■ **THE REQUEST**
Only the pictures are omitted; repeat all other data exactly.

- - - - -

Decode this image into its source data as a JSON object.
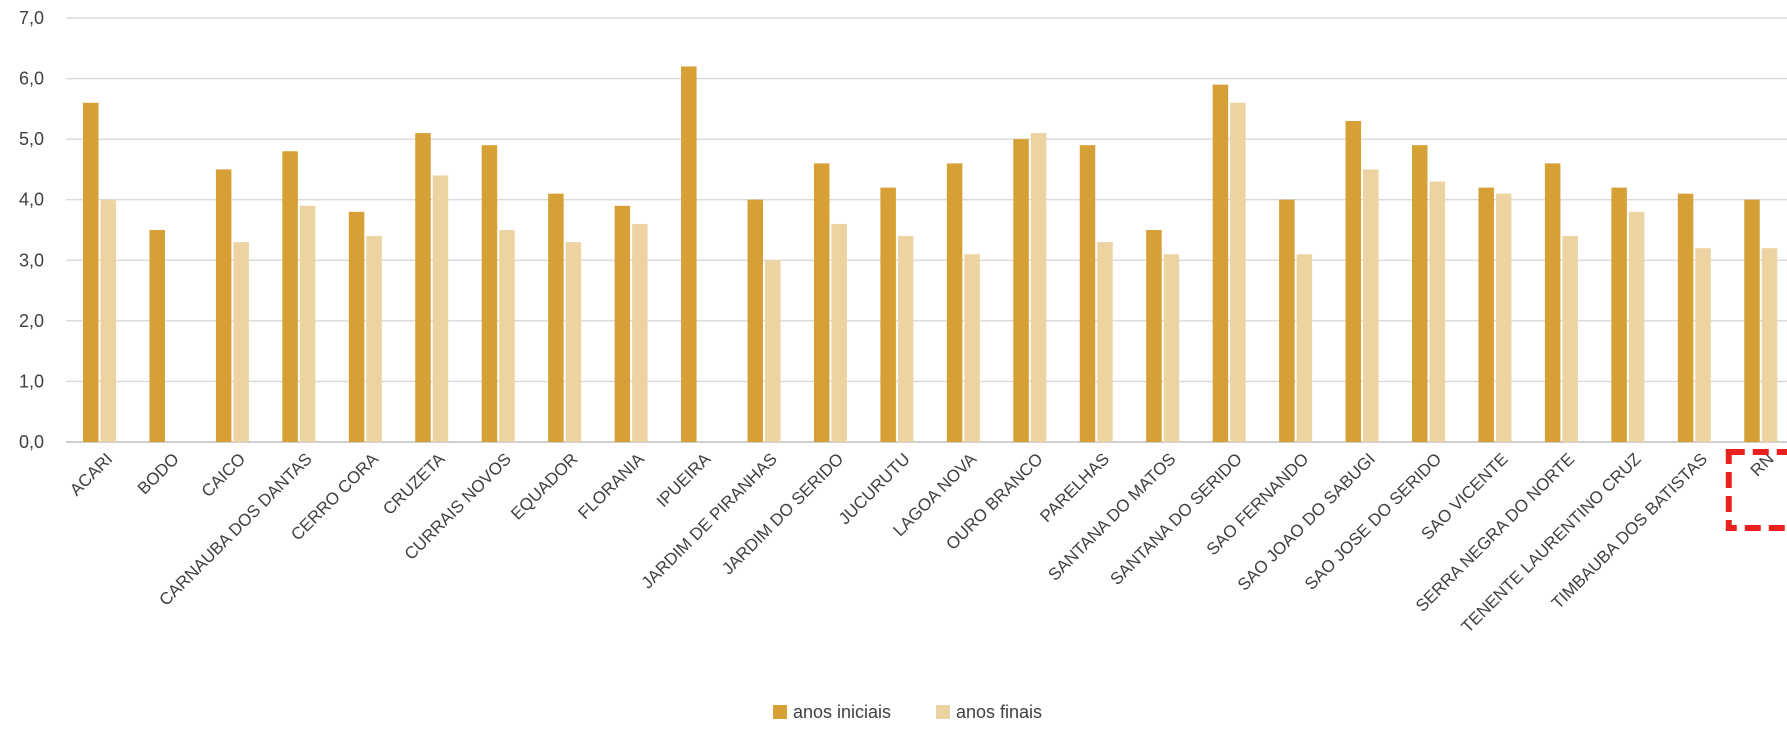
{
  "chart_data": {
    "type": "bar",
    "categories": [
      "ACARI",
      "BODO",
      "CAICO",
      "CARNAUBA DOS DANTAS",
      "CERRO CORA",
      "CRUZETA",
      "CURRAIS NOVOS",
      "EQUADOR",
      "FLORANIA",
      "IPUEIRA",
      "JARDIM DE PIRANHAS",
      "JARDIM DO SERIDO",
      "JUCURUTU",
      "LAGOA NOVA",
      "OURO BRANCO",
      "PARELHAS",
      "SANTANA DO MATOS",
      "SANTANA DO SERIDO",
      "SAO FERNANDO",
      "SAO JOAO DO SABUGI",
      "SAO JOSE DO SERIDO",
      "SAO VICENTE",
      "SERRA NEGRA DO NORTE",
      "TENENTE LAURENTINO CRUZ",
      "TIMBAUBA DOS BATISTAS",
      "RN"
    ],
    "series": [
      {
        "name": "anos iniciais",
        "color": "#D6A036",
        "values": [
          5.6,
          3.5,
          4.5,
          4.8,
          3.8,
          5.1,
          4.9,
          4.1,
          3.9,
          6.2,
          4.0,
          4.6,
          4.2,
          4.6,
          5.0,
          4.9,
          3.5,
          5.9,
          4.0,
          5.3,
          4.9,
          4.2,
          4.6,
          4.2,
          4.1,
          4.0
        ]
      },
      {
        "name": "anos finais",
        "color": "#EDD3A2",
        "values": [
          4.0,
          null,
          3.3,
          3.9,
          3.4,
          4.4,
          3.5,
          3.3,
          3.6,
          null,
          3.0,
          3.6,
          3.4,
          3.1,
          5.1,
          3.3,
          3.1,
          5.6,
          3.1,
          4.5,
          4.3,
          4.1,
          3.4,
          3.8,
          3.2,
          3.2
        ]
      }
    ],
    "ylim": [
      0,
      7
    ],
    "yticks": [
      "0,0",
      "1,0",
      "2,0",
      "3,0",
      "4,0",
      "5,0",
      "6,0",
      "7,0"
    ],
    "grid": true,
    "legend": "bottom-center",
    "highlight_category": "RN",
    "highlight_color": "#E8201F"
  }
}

- - - - -

■ **ANSWER TO THIS EXERCISE**
Decode this image into its source data as a JSON object.
{
  "chart_data": {
    "type": "bar",
    "categories": [
      "ACARI",
      "BODO",
      "CAICO",
      "CARNAUBA DOS DANTAS",
      "CERRO CORA",
      "CRUZETA",
      "CURRAIS NOVOS",
      "EQUADOR",
      "FLORANIA",
      "IPUEIRA",
      "JARDIM DE PIRANHAS",
      "JARDIM DO SERIDO",
      "JUCURUTU",
      "LAGOA NOVA",
      "OURO BRANCO",
      "PARELHAS",
      "SANTANA DO MATOS",
      "SANTANA DO SERIDO",
      "SAO FERNANDO",
      "SAO JOAO DO SABUGI",
      "SAO JOSE DO SERIDO",
      "SAO VICENTE",
      "SERRA NEGRA DO NORTE",
      "TENENTE LAURENTINO CRUZ",
      "TIMBAUBA DOS BATISTAS",
      "RN"
    ],
    "series": [
      {
        "name": "anos iniciais",
        "color": "#D6A036",
        "values": [
          5.6,
          3.5,
          4.5,
          4.8,
          3.8,
          5.1,
          4.9,
          4.1,
          3.9,
          6.2,
          4.0,
          4.6,
          4.2,
          4.6,
          5.0,
          4.9,
          3.5,
          5.9,
          4.0,
          5.3,
          4.9,
          4.2,
          4.6,
          4.2,
          4.1,
          4.0
        ]
      },
      {
        "name": "anos finais",
        "color": "#EDD3A2",
        "values": [
          4.0,
          null,
          3.3,
          3.9,
          3.4,
          4.4,
          3.5,
          3.3,
          3.6,
          null,
          3.0,
          3.6,
          3.4,
          3.1,
          5.1,
          3.3,
          3.1,
          5.6,
          3.1,
          4.5,
          4.3,
          4.1,
          3.4,
          3.8,
          3.2,
          3.2
        ]
      }
    ],
    "ylim": [
      0,
      7
    ],
    "yticks": [
      "0,0",
      "1,0",
      "2,0",
      "3,0",
      "4,0",
      "5,0",
      "6,0",
      "7,0"
    ],
    "grid": true,
    "legend": "bottom-center",
    "highlight_category": "RN",
    "highlight_color": "#E8201F"
  }
}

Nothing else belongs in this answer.